§ **Tugas Latihan A**
Sebutkan semua tempat pemakaman keempat Ki Ageng Mangir yang tercantum dalam teks tentang Ki Ageng Mangir di bawah ini, masing-masing beserta sebutan tokoh yang dimakamkan di sana.
§ **Tugas Latihan B**
Jawablah pertanyaan berikut berdasarkan teks tentang Ki Ageng Mangir di bawah ini.
(i) Di kota dan dusun manakah masyarakatnya tidak dapat melupakan Ki Ageng Mangir?
(ii) Mengapa Ki Ageng Mangir disebut-sebut sebagai pemberontak Kerajaan Mataram?
(iii) Siapakah yang menuturkan bahwa nama Ki Ageng Mangir digunakan oleh empat orang?
§ **Tugas Latihan C**
Lanjutkan teks tentang Ki Ageng Mangir mulai dari kalimat terakhirnya.

§ **Teks Bacaan**
<<<<

Sejarah
Ki Ageng Mangir merupakan hal yang tak dapat terlupakan oleh sebagian
besar masyarakat di Kota Gede dan di Dusun Sebaran, Godean. Sebab,
keduanya memiliki keterkaitan mengenai kematian Ki Ageng Mangir. Kisah
kematian Ki Ageng Mangir disimbolkan dengan adanya beberapa situs
kebudayaan berupa makam.
Makam
tersebut sering menjadi tempat ziarah bagi para pengunjung. Mereka
berdo’a dan melakukan beberapa ritual, seperti berpuasa, berdo’a di
sekitar makam sehari semalam, lalu mengambil tanah pasir di sekitar
makam agar hajat yang diinginkan oleh pengunjung dapat terwujud.
2. SOSOK KI AGENG MANGIR
Ki
Ageng Mangir merupakan sosok yang kontroversial. Beliau disebut-sebut
sebagai pemberontak Kerajaan Mataram. Sebab, beliau tidak mau tunduk
terhadap Kerajaan tersebut.
Nama
Ki Ageng Mangir dalam sejarah, ternyata digunakan oleh empat orang.
Keempat orang tersebut memiliki keterkaitan dalam hal silsilah keluarga.
Dalam
penuturan lisan yang berkembang, ada empat orang dari generasi yang
berbeda yang menggunakan nama Ki Ageng Mangir, yaitu Ki Ageng Mangir I,
Ki Ageng Mangir II atau Wanabaya I, Ki Ageng Mangir III atau Wanabaya II
dan terakhir Ki Ageng Mangir IV atau Wanabaya III, seperti dituturkan
oleh Amiluhur Suroso, seseorang yang menyatakan dirinya adalah keturunan
Ki Ageng Mangir. Pendapat ini dibuktikan dengan adanya empat makam
untuk masing-masing Ki Ageng Mangir tersebut, yaitu : Ki Ageng Mangir I
dimakamkan di Alas Ketangga-Ngawi, yang ke II di Paliyan-Gunung Kidul,
yang ke III di Makam Sewu-Bantul dan yang ke IV di Sorolaten-Sleman.

>>>>

§ **Entri Data**
<<<<

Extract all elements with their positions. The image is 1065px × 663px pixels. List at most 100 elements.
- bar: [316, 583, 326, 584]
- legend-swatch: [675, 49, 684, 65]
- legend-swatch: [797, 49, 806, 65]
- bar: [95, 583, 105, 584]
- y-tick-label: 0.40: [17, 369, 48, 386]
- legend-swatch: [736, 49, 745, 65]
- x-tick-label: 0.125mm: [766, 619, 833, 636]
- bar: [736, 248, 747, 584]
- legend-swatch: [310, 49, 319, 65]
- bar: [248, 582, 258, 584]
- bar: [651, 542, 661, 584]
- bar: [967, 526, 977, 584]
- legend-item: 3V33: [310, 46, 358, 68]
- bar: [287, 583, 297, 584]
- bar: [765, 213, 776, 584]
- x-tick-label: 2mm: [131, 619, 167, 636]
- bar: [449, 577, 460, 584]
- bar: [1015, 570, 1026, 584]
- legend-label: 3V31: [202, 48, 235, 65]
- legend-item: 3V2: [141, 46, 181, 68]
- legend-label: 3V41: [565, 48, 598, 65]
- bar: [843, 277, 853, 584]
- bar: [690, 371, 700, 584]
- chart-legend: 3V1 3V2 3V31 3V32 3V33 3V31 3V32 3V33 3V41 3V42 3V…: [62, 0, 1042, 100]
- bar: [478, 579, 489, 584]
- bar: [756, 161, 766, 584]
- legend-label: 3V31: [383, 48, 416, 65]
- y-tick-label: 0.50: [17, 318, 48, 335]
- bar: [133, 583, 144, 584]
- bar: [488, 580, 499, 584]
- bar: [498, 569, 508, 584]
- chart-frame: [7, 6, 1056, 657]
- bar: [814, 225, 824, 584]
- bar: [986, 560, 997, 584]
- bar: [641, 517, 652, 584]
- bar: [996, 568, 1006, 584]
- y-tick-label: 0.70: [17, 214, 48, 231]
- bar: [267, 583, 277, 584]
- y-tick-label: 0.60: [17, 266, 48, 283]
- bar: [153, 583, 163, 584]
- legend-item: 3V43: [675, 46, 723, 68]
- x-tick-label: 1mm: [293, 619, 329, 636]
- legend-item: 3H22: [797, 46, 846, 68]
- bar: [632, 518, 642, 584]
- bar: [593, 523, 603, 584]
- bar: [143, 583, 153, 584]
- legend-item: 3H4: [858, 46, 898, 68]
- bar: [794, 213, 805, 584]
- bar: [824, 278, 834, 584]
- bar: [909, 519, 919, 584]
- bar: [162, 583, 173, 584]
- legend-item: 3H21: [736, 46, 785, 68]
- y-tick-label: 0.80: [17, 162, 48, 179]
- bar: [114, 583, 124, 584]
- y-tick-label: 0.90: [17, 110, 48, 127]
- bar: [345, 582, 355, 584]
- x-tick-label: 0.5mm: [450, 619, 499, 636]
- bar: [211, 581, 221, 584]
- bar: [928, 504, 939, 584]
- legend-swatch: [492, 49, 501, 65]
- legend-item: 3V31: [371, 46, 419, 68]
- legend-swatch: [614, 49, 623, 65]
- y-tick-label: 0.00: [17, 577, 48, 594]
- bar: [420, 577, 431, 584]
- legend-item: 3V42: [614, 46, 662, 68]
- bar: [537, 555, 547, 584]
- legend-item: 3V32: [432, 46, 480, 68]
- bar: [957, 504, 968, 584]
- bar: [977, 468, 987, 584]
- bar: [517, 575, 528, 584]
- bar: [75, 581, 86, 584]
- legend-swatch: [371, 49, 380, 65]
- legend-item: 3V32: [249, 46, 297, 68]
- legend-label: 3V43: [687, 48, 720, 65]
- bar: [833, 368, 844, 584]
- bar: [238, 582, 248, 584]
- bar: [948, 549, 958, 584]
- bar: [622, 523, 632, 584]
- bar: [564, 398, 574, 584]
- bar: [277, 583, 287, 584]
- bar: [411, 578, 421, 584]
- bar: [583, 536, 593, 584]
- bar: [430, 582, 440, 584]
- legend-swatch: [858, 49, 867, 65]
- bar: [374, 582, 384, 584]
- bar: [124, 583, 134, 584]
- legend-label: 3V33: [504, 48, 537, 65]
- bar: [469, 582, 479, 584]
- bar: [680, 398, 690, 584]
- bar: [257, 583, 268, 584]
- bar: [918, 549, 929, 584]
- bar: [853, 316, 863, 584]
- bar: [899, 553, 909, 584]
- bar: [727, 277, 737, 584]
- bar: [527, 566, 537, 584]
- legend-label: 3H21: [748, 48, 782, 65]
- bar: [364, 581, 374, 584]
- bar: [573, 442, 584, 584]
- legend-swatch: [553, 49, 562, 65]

>>>>

§ **Hasil Tugas A**
Ki Ageng Mangir I: Alas Ketangga-Ngawi
Ki Ageng Mangir II: Paliyan-Gunung Kidul
Ki Ageng Mangir III: Makam Sewu-Bantul
Ki Ageng Mangir IV: Sorolaten-Sleman

§ **Hasil Tugas B**
(i) Kota Gede dan Dusun Sebaran, Godean.
(ii) Karena beliau tidak mau tunduk terhadap Kerajaan Mataram.
(iii) Amiluhur Suroso, seseorang yang menyatakan dirinya keturunan Ki Ageng Mangir.

§ **Hasil Tugas C**
Tetapi
ada sumber lain yang menegaskan hanya ada dua tokoh yang dikenal
sebagai orang yang bergelar Ki Ageng Mangir Wanabaya, yaitu Ki Ageng
Mangir Wanabaya I dan Ki Ageng Mangir Wanabaya II. Yang terakhir juga
disebut sebagai Ki Ageng Mangir Wanabaya muda. Pendapat kedua dijelaskan
oleh Pramudya Ananta Toer dalam bukunya Drama Mangir.
Sementara
ada pendapat ke tiga yang dilontarkan oleh Sugeng Pramono dalam bukunya
Ki Ageng Mangir, ada tiga Ki Ageng Mangir, yaitu Mangir I, II dan III.
Silsilah Mangir
Menurut
Babad Tanah Jawi, Ki Ageng Mangir I atau Raden Jaka Balud atau Ki Ageng
Megatsari adalah putra Prabu Brawijaya V atau (Prabu Kertabumi) yaitu
raja kerajaan Majapahit pada abad 14-15.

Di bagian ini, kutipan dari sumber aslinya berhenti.